### Exercise instructions
Return each entry exactly, omitting nothing.

### Records supplied
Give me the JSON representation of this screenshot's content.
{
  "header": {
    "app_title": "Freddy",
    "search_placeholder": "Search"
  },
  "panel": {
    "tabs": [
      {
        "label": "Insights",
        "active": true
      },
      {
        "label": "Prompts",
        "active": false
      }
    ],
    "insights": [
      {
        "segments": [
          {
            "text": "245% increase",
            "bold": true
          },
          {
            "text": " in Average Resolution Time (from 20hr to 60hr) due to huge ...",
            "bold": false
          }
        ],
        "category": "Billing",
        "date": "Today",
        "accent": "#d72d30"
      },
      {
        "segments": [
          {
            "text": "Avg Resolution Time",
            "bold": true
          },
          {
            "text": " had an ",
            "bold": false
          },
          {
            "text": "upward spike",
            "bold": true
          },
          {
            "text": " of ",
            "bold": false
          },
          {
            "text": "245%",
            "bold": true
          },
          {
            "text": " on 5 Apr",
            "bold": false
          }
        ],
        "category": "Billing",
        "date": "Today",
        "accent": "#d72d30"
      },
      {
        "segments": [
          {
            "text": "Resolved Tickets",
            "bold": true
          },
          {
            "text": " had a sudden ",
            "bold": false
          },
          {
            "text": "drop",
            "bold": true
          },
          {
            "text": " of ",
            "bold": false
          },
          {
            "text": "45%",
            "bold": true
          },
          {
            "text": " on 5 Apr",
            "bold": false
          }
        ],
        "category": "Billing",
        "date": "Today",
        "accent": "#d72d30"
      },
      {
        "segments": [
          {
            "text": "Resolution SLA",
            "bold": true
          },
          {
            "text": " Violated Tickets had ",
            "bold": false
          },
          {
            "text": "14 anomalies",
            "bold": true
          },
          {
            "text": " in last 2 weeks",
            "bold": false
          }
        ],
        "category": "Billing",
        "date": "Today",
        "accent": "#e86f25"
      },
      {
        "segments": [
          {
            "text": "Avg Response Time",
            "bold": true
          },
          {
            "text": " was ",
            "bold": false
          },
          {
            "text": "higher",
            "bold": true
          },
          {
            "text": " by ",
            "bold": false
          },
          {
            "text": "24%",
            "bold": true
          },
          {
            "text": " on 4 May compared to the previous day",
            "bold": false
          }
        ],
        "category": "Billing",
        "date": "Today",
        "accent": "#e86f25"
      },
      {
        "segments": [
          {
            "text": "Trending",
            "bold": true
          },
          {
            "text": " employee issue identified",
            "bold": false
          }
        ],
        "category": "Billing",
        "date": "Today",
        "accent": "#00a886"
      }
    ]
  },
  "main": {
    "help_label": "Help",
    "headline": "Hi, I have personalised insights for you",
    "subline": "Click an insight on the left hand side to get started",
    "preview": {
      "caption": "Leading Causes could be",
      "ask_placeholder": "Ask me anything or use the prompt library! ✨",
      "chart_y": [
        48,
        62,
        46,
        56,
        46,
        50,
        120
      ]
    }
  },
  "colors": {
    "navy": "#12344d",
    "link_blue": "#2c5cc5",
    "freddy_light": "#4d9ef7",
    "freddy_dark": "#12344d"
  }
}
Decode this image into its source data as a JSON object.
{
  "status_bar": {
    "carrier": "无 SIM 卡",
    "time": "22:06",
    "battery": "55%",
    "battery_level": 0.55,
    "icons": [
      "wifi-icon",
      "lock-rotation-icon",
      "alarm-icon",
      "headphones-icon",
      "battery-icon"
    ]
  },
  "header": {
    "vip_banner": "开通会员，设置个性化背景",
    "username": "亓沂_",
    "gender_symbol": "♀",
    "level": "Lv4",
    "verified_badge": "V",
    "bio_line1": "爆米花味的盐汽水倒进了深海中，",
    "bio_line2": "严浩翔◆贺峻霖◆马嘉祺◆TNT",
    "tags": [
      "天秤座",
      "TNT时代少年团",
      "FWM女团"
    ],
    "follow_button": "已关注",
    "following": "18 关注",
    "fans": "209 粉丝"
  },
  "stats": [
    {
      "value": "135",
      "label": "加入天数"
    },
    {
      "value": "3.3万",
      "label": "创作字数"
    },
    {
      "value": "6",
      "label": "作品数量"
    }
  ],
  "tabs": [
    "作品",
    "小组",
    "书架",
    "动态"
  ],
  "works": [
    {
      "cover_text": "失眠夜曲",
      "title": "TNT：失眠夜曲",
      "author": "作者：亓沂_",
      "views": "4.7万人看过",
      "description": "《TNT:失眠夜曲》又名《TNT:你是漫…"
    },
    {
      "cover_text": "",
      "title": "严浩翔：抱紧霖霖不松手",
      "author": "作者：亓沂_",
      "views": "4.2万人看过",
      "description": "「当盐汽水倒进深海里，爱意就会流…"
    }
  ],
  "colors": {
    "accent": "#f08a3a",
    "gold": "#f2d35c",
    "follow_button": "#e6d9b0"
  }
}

### Exercise response
Give me the JSON representation of this screenshot's content.
{
  "header": {
    "app_title": "Freddy",
    "search_placeholder": "Search"
  },
  "panel": {
    "tabs": [
      {
        "label": "Insights",
        "active": true
      },
      {
        "label": "Prompts",
        "active": false
      }
    ],
    "insights": [
      {
        "segments": [
          {
            "text": "245% increase",
            "bold": true
          },
          {
            "text": " in Average Resolution Time (from 20hr to 60hr) due to huge ...",
            "bold": false
          }
        ],
        "category": "Billing",
        "date": "Today",
        "accent": "#d72d30"
      },
      {
        "segments": [
          {
            "text": "Avg Resolution Time",
            "bold": true
          },
          {
            "text": " had an ",
            "bold": false
          },
          {
            "text": "upward spike",
            "bold": true
          },
          {
            "text": " of ",
            "bold": false
          },
          {
            "text": "245%",
            "bold": true
          },
          {
            "text": " on 5 Apr",
            "bold": false
          }
        ],
        "category": "Billing",
        "date": "Today",
        "accent": "#d72d30"
      },
      {
        "segments": [
          {
            "text": "Resolved Tickets",
            "bold": true
          },
          {
            "text": " had a sudden ",
            "bold": false
          },
          {
            "text": "drop",
            "bold": true
          },
          {
            "text": " of ",
            "bold": false
          },
          {
            "text": "45%",
            "bold": true
          },
          {
            "text": " on 5 Apr",
            "bold": false
          }
        ],
        "category": "Billing",
        "date": "Today",
        "accent": "#d72d30"
      },
      {
        "segments": [
          {
            "text": "Resolution SLA",
            "bold": true
          },
          {
            "text": " Violated Tickets had ",
            "bold": false
          },
          {
            "text": "14 anomalies",
            "bold": true
          },
          {
            "text": " in last 2 weeks",
            "bold": false
          }
        ],
        "category": "Billing",
        "date": "Today",
        "accent": "#e86f25"
      },
      {
        "segments": [
          {
            "text": "Avg Response Time",
            "bold": true
          },
          {
            "text": " was ",
            "bold": false
          },
          {
            "text": "higher",
            "bold": true
          },
          {
            "text": " by ",
            "bold": false
          },
          {
            "text": "24%",
            "bold": true
          },
          {
            "text": " on 4 May compared to the previous day",
            "bold": false
          }
        ],
        "category": "Billing",
        "date": "Today",
        "accent": "#e86f25"
      },
      {
        "segments": [
          {
            "text": "Trending",
            "bold": true
          },
          {
            "text": " employee issue identified",
            "bold": false
          }
        ],
        "category": "Billing",
        "date": "Today",
        "accent": "#00a886"
      }
    ]
  },
  "main": {
    "help_label": "Help",
    "headline": "Hi, I have personalised insights for you",
    "subline": "Click an insight on the left hand side to get started",
    "preview": {
      "caption": "Leading Causes could be",
      "ask_placeholder": "Ask me anything or use the prompt library! ✨",
      "chart_y": [
        48,
        62,
        46,
        56,
        46,
        50,
        120
      ]
    }
  },
  "colors": {
    "navy": "#12344d",
    "link_blue": "#2c5cc5",
    "freddy_light": "#4d9ef7",
    "freddy_dark": "#12344d"
  }
}
Decode this image into its source data as a JSON object.
{
  "status_bar": {
    "carrier": "无 SIM 卡",
    "time": "22:06",
    "battery": "55%",
    "battery_level": 0.55,
    "icons": [
      "wifi-icon",
      "lock-rotation-icon",
      "alarm-icon",
      "headphones-icon",
      "battery-icon"
    ]
  },
  "header": {
    "vip_banner": "开通会员，设置个性化背景",
    "username": "亓沂_",
    "gender_symbol": "♀",
    "level": "Lv4",
    "verified_badge": "V",
    "bio_line1": "爆米花味的盐汽水倒进了深海中，",
    "bio_line2": "严浩翔◆贺峻霖◆马嘉祺◆TNT",
    "tags": [
      "天秤座",
      "TNT时代少年团",
      "FWM女团"
    ],
    "follow_button": "已关注",
    "following": "18 关注",
    "fans": "209 粉丝"
  },
  "stats": [
    {
      "value": "135",
      "label": "加入天数"
    },
    {
      "value": "3.3万",
      "label": "创作字数"
    },
    {
      "value": "6",
      "label": "作品数量"
    }
  ],
  "tabs": [
    "作品",
    "小组",
    "书架",
    "动态"
  ],
  "works": [
    {
      "cover_text": "失眠夜曲",
      "title": "TNT：失眠夜曲",
      "author": "作者：亓沂_",
      "views": "4.7万人看过",
      "description": "《TNT:失眠夜曲》又名《TNT:你是漫…"
    },
    {
      "cover_text": "",
      "title": "严浩翔：抱紧霖霖不松手",
      "author": "作者：亓沂_",
      "views": "4.2万人看过",
      "description": "「当盐汽水倒进深海里，爱意就会流…"
    }
  ],
  "colors": {
    "accent": "#f08a3a",
    "gold": "#f2d35c",
    "follow_button": "#e6d9b0"
  }
}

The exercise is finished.